• PROBLEM REQUIREMENTS: Extract the material unchanged, from its first line up to and including the line with "leader-line — [1773, 852, 2015, 856]".

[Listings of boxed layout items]
**********
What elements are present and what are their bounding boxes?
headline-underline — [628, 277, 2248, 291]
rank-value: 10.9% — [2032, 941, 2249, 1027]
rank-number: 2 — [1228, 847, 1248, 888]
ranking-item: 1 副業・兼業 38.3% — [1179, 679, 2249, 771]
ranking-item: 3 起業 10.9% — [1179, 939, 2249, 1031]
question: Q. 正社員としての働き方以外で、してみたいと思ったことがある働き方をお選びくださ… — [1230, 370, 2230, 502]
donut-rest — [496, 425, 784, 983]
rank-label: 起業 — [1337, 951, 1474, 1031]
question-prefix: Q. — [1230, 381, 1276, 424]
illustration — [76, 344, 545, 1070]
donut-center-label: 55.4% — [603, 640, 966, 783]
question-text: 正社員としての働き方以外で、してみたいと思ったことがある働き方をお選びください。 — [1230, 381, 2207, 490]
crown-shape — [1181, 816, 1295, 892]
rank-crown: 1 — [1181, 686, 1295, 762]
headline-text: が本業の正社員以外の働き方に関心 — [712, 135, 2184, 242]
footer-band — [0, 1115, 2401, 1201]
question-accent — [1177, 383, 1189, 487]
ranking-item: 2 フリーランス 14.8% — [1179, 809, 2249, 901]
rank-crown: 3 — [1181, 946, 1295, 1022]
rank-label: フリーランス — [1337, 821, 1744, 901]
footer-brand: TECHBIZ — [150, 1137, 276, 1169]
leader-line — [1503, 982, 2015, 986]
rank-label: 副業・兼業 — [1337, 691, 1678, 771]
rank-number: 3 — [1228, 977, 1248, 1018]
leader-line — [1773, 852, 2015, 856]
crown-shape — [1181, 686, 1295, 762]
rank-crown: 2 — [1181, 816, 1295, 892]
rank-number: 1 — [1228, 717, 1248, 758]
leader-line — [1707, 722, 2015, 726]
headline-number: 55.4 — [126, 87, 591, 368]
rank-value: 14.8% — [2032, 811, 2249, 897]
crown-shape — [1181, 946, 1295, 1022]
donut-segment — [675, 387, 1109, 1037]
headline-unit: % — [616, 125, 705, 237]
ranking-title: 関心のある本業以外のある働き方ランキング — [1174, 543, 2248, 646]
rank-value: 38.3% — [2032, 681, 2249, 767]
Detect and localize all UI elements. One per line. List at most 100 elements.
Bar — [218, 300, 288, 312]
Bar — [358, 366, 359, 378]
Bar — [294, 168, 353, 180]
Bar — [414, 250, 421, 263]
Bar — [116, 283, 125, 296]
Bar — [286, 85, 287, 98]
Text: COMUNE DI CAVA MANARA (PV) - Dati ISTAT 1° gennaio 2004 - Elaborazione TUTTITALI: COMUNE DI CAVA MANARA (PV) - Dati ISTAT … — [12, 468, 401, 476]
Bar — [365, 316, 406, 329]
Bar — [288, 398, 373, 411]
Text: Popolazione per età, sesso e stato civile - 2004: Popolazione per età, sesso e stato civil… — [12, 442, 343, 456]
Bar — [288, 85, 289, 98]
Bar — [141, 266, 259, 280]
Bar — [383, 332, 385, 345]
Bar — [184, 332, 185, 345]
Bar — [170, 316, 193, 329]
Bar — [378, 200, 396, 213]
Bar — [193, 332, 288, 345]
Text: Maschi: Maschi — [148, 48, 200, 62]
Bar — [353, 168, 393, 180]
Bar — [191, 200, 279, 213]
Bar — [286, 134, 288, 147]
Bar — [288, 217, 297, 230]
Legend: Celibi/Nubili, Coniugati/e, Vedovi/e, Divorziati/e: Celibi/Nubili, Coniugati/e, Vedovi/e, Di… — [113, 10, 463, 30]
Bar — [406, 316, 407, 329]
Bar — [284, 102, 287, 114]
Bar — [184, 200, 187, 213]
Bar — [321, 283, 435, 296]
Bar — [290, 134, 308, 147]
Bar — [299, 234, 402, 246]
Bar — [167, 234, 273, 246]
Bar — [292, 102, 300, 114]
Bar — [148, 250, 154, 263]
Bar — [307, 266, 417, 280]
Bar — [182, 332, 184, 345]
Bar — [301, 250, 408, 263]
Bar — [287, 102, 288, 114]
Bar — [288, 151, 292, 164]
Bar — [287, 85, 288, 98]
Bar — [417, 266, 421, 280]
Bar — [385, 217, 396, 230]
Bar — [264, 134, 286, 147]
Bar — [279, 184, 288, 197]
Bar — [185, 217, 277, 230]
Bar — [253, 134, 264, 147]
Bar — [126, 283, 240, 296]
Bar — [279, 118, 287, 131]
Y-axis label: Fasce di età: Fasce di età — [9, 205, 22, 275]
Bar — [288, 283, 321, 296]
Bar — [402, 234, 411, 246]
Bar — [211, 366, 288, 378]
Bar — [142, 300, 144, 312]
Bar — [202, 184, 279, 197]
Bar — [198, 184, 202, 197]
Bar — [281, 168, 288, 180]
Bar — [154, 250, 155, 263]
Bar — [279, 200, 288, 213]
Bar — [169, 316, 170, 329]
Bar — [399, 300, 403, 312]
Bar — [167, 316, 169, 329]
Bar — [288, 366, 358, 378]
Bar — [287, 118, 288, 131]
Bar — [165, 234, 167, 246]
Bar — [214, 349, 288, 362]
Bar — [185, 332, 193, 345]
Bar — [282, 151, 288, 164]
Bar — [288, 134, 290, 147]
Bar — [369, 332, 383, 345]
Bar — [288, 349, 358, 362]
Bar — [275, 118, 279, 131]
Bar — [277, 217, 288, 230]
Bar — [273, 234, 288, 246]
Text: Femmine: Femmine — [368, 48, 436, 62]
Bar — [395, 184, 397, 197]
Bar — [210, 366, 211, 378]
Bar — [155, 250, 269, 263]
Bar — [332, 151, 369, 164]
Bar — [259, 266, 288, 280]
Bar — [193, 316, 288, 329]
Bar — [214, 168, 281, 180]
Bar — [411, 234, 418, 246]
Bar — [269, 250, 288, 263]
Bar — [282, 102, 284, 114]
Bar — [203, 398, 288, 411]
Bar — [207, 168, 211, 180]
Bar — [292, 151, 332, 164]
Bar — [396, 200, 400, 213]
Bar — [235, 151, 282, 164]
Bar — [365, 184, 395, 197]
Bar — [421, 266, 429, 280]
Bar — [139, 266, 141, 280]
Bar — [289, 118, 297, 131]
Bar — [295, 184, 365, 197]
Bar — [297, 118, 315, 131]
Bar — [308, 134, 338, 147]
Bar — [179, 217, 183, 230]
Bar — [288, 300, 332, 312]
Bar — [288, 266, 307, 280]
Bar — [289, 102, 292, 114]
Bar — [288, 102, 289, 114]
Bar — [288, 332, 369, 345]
**********
• TASK RESULT:
What elements are present and what are their bounding boxes?
headline-underline — [628, 277, 2248, 291]
rank-value: 10.9% — [2032, 941, 2249, 1027]
rank-number: 2 — [1228, 847, 1248, 888]
ranking-item: 1 副業・兼業 38.3% — [1179, 679, 2249, 771]
ranking-item: 3 起業 10.9% — [1179, 939, 2249, 1031]
question: Q. 正社員としての働き方以外で、してみたいと思ったことがある働き方をお選びくださ… — [1230, 370, 2230, 502]
donut-rest — [496, 425, 784, 983]
rank-label: 起業 — [1337, 951, 1474, 1031]
question-prefix: Q. — [1230, 381, 1276, 424]
illustration — [76, 344, 545, 1070]
donut-center-label: 55.4% — [603, 640, 966, 783]
question-text: 正社員としての働き方以外で、してみたいと思ったことがある働き方をお選びください。 — [1230, 381, 2207, 490]
crown-shape — [1181, 816, 1295, 892]
rank-crown: 1 — [1181, 686, 1295, 762]
headline-text: が本業の正社員以外の働き方に関心 — [712, 135, 2184, 242]
footer-band — [0, 1115, 2401, 1201]
question-accent — [1177, 383, 1189, 487]
ranking-item: 2 フリーランス 14.8% — [1179, 809, 2249, 901]
rank-crown: 3 — [1181, 946, 1295, 1022]
rank-label: フリーランス — [1337, 821, 1744, 901]
footer-brand: TECHBIZ — [150, 1137, 276, 1169]
leader-line — [1503, 982, 2015, 986]
rank-label: 副業・兼業 — [1337, 691, 1678, 771]
rank-number: 3 — [1228, 977, 1248, 1018]
leader-line — [1773, 852, 2015, 856]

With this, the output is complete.